--- TASK INPUTS ---

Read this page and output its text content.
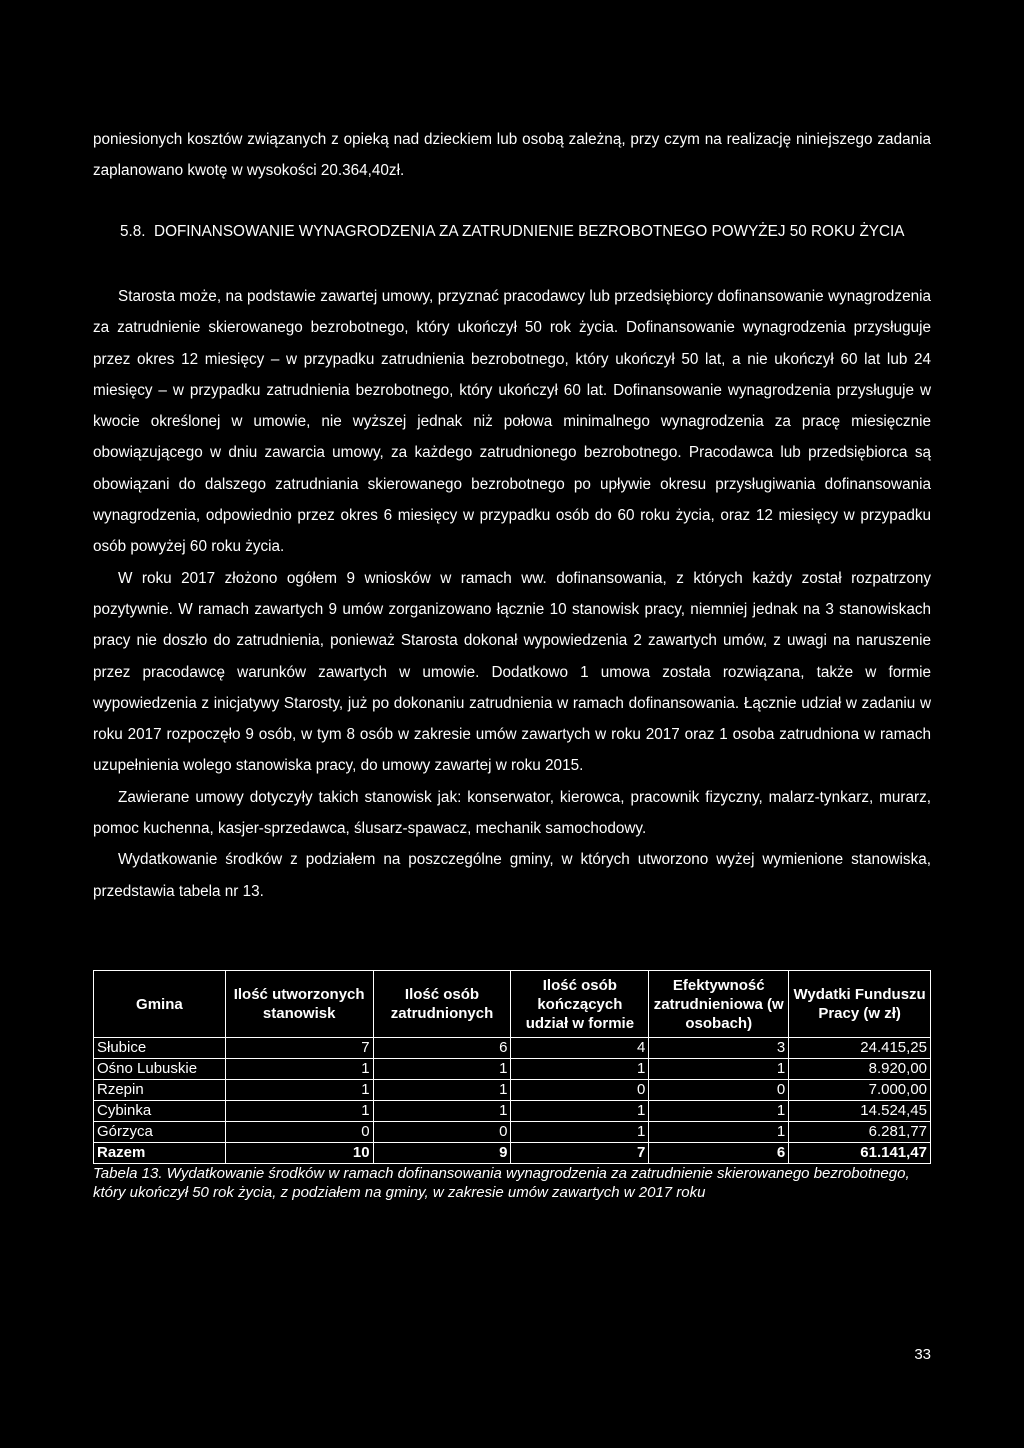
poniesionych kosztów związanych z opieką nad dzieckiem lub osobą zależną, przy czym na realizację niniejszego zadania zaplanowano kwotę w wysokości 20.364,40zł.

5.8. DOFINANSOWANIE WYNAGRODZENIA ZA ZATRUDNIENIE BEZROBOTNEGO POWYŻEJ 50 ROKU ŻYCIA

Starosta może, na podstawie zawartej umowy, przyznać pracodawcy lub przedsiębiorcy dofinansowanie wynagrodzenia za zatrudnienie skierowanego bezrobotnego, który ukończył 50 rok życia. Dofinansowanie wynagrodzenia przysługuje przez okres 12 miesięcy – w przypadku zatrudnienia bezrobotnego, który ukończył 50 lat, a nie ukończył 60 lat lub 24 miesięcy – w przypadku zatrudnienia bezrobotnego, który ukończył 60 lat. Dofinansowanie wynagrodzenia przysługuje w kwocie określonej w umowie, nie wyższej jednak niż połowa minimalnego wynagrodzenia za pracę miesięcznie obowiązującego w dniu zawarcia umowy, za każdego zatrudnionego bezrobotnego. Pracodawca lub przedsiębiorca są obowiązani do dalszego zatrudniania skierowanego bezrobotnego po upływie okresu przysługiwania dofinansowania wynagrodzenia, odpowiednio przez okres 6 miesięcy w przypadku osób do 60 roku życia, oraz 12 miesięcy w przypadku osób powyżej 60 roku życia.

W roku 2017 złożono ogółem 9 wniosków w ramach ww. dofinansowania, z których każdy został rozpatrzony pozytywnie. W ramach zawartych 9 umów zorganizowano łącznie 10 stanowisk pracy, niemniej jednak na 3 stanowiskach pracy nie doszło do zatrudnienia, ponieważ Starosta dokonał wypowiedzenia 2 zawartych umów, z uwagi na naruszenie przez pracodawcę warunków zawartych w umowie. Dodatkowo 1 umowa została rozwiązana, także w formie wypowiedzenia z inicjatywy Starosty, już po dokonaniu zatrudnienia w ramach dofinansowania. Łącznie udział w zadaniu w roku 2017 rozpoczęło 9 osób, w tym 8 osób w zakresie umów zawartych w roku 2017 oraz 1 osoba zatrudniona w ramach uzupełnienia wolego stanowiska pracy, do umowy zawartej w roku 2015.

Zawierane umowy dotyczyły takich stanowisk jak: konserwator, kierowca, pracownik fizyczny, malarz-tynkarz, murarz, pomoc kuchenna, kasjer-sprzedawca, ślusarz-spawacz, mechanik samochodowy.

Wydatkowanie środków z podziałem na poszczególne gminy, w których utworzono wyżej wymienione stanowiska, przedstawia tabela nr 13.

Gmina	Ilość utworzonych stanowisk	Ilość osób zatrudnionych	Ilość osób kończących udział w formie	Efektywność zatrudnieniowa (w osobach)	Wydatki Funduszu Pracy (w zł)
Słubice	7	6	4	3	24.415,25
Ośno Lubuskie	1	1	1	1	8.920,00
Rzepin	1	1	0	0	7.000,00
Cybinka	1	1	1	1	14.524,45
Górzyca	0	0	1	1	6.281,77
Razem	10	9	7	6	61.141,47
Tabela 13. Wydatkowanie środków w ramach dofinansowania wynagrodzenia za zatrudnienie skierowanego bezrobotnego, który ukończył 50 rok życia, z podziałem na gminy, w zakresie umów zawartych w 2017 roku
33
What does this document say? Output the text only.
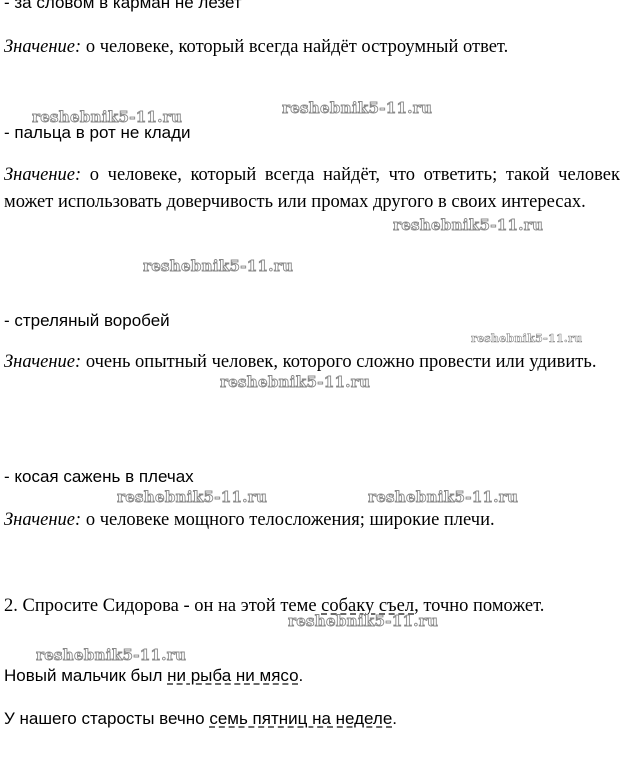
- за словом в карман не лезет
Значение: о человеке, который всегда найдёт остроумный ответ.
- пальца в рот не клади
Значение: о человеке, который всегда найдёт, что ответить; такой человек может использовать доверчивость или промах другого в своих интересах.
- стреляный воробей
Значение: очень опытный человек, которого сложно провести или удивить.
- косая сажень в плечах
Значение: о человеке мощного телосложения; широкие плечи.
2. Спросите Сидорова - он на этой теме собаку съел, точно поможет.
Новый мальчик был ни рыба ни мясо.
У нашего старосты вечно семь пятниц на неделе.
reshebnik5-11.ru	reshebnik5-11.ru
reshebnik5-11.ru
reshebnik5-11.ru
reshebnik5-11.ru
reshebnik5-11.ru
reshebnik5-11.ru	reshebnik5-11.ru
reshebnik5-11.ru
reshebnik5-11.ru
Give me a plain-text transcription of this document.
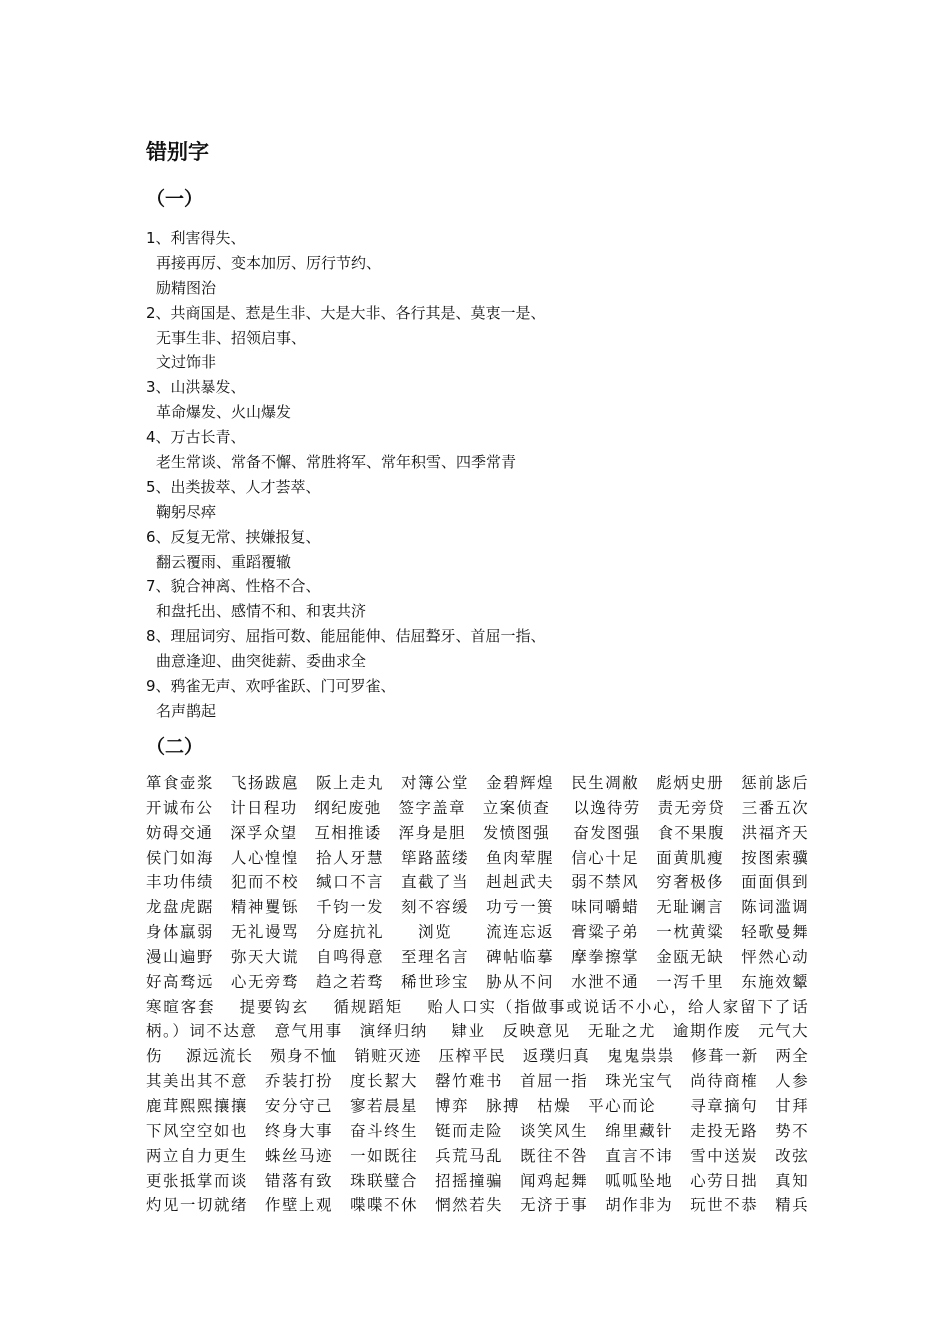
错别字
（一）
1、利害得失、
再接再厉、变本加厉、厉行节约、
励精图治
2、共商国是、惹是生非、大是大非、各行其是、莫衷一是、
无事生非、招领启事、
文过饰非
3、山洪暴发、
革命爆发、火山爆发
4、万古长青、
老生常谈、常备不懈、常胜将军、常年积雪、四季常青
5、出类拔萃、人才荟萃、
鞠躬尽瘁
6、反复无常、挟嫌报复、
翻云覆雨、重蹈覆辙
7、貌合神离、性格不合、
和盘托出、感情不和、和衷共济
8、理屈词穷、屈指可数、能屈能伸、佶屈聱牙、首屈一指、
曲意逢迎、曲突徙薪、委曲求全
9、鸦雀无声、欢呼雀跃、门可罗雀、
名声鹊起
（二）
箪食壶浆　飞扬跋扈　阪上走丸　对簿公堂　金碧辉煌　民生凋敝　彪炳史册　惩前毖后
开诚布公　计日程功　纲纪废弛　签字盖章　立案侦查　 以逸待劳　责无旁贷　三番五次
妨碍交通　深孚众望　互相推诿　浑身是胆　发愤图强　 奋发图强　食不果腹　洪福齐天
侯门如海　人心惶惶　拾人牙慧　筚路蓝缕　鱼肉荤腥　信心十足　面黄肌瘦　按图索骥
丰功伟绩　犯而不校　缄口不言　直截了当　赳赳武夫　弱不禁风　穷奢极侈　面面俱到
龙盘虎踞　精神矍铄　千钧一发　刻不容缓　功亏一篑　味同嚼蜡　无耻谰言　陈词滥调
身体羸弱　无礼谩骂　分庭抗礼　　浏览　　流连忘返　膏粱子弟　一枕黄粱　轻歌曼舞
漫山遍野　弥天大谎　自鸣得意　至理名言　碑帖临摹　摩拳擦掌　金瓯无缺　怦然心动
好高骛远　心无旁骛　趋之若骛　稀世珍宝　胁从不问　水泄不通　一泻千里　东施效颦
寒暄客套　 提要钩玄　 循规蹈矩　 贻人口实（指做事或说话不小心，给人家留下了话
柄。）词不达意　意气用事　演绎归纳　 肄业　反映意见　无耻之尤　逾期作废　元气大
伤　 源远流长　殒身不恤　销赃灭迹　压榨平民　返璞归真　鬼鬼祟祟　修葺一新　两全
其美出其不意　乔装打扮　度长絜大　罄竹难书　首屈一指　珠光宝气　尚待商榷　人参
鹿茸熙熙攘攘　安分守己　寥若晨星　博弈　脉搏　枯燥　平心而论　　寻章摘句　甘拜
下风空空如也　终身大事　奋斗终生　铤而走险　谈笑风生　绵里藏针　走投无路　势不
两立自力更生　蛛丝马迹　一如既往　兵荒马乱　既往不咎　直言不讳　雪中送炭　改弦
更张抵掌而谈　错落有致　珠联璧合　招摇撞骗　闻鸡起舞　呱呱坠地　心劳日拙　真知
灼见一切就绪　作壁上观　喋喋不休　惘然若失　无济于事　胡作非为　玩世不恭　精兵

---
--- TASK INPUTS ---

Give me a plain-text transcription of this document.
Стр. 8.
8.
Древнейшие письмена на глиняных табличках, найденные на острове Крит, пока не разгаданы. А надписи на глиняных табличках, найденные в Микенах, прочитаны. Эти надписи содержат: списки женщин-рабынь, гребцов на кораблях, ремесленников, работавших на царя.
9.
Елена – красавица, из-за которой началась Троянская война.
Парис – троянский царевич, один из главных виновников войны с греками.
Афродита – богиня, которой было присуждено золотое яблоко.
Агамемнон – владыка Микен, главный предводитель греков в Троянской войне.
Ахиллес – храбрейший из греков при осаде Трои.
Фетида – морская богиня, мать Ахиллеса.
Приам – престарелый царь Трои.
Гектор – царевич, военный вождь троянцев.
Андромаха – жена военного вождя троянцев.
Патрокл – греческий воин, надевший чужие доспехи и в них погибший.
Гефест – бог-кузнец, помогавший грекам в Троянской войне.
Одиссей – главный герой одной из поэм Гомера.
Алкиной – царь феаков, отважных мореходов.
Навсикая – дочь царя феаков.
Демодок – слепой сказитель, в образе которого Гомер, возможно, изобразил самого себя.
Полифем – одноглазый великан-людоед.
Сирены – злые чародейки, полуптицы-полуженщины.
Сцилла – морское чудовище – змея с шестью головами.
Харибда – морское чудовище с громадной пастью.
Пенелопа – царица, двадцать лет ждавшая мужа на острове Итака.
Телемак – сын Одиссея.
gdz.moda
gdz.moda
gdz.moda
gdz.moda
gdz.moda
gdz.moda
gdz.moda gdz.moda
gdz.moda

---

■ **EXERCISE**
Reproduce each line of the entries in which the word "首屈一指" is found.

■ **COMPLETE ANSWER**
8、理屈词穷、屈指可数、能屈能伸、佶屈聱牙、首屈一指、
其美出其不意　乔装打扮　度长絜大　罄竹难书　首屈一指　珠光宝气　尚待商榷　人参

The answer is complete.